[MATERIALS PROVIDED]
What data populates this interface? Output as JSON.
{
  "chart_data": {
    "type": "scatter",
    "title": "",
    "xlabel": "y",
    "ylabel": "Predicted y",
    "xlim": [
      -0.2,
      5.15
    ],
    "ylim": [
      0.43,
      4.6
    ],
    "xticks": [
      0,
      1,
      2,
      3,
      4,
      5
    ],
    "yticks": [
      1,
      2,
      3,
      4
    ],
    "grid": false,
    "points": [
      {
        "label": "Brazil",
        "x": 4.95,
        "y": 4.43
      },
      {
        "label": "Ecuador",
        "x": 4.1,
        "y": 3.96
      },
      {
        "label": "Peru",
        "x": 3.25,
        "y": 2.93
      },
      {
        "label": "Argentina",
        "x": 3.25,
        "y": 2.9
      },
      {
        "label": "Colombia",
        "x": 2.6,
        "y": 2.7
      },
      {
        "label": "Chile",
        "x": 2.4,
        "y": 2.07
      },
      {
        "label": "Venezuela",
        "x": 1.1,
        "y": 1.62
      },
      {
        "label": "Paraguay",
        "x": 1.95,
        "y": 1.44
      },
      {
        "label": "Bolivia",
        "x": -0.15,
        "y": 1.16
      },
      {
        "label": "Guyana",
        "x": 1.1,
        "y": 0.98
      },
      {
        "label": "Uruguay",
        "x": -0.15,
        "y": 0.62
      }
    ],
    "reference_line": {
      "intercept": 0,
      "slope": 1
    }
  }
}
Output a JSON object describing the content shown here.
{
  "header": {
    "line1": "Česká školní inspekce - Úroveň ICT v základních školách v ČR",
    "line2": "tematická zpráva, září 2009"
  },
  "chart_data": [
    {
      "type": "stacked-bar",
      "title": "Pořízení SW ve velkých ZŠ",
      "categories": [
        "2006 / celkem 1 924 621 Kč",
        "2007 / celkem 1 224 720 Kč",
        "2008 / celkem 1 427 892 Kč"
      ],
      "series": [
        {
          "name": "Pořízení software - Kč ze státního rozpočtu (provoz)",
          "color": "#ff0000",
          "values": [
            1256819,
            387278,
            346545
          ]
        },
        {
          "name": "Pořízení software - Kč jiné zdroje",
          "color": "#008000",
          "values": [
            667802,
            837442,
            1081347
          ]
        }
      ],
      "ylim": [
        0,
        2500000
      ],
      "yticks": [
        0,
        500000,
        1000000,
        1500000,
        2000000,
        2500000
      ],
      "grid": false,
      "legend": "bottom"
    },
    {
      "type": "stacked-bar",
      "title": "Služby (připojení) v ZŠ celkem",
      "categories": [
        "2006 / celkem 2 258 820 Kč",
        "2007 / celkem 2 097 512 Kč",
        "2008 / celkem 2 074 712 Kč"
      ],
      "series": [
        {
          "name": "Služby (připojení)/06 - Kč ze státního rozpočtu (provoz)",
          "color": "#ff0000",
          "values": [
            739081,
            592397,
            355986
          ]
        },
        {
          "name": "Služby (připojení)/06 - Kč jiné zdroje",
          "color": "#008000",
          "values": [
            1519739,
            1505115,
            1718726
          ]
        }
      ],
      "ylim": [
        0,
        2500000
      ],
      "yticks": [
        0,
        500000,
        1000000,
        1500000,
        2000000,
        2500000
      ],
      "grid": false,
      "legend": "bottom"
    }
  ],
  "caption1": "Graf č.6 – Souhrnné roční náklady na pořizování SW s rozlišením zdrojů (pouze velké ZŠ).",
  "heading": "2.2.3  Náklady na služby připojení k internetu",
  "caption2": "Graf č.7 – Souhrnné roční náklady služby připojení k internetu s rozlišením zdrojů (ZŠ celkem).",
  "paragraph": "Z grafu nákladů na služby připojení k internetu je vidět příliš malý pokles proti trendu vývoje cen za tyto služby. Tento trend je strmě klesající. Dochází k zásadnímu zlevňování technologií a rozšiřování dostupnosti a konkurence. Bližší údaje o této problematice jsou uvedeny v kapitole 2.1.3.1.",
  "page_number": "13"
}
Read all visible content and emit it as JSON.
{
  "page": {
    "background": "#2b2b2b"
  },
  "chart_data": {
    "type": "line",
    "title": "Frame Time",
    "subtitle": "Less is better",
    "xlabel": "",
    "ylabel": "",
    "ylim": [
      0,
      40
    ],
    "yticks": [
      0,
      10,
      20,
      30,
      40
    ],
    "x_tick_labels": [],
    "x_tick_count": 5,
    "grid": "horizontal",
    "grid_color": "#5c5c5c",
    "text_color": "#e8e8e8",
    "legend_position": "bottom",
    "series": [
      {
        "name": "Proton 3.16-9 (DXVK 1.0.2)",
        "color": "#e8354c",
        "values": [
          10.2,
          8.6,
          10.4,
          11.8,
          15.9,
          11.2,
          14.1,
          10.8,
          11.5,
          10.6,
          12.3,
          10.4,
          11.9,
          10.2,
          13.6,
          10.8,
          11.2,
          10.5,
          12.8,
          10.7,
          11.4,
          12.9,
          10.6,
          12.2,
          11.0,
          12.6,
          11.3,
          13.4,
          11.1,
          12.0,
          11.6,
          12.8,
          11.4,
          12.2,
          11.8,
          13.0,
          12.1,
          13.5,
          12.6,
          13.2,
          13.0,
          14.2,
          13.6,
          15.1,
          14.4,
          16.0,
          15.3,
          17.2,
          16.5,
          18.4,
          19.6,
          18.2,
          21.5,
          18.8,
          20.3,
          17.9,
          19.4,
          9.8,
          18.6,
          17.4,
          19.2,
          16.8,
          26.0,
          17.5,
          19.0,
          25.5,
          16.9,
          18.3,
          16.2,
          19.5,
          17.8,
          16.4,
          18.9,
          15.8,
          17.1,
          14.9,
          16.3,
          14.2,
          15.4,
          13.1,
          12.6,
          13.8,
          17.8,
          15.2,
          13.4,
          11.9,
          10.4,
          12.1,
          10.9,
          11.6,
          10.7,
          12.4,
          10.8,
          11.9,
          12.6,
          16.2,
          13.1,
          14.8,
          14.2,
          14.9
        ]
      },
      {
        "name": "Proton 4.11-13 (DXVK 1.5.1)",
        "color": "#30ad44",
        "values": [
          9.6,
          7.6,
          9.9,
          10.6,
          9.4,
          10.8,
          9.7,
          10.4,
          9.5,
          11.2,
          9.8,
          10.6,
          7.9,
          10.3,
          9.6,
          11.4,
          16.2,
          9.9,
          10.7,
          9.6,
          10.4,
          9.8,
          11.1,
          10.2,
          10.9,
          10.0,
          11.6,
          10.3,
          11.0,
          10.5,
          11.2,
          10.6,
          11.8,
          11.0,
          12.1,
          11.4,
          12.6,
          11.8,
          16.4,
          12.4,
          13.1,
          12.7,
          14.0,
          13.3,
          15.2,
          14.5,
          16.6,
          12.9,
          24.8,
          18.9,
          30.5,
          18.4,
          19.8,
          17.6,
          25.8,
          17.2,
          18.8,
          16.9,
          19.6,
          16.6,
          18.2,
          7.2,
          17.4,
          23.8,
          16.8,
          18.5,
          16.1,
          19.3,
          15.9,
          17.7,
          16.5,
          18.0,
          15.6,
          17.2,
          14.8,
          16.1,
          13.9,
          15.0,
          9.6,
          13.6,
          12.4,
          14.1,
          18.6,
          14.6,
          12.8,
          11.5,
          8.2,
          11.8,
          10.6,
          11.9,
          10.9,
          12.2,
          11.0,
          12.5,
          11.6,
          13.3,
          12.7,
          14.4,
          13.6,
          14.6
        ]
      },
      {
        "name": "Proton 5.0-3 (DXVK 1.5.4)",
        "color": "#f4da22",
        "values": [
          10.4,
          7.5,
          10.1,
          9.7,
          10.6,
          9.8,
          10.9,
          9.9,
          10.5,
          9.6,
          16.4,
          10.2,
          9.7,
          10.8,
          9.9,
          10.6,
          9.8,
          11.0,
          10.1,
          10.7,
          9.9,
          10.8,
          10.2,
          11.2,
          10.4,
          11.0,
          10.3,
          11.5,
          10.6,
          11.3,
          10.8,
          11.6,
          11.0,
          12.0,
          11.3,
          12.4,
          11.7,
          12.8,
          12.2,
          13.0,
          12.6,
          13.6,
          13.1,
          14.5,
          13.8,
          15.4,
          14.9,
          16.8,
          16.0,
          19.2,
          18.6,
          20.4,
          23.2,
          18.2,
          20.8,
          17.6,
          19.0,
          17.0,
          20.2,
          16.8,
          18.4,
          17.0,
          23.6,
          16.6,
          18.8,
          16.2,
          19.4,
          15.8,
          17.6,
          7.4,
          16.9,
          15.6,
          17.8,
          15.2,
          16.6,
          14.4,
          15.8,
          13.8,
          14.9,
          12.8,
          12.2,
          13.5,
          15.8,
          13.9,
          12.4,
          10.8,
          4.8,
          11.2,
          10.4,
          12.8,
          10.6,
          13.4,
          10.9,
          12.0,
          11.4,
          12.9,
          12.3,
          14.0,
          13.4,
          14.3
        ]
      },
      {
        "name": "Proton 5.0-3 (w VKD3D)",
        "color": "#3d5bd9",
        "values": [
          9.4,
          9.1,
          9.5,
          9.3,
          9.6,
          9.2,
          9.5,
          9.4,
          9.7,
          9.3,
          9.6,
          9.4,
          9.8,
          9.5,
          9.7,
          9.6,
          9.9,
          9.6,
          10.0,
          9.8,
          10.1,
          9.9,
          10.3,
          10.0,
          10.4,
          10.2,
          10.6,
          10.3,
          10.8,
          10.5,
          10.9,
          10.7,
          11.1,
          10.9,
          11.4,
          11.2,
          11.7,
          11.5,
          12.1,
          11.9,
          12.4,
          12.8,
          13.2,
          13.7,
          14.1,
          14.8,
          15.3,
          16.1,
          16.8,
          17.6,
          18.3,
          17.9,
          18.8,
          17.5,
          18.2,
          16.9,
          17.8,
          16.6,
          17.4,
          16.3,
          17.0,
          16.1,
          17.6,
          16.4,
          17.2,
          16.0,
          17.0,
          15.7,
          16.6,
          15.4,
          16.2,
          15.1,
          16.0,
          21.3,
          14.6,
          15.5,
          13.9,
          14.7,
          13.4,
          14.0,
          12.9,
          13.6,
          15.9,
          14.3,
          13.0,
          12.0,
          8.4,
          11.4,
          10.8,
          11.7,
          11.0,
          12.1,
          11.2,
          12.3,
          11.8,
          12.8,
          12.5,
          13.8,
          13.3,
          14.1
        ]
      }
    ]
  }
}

[TASK DETAILS]
List every line above that contains the word "type".

[RESULT OF THIS EXERCISE]
    "type": "scatter",
      "type": "stacked-bar",
      "type": "stacked-bar",
    "type": "line",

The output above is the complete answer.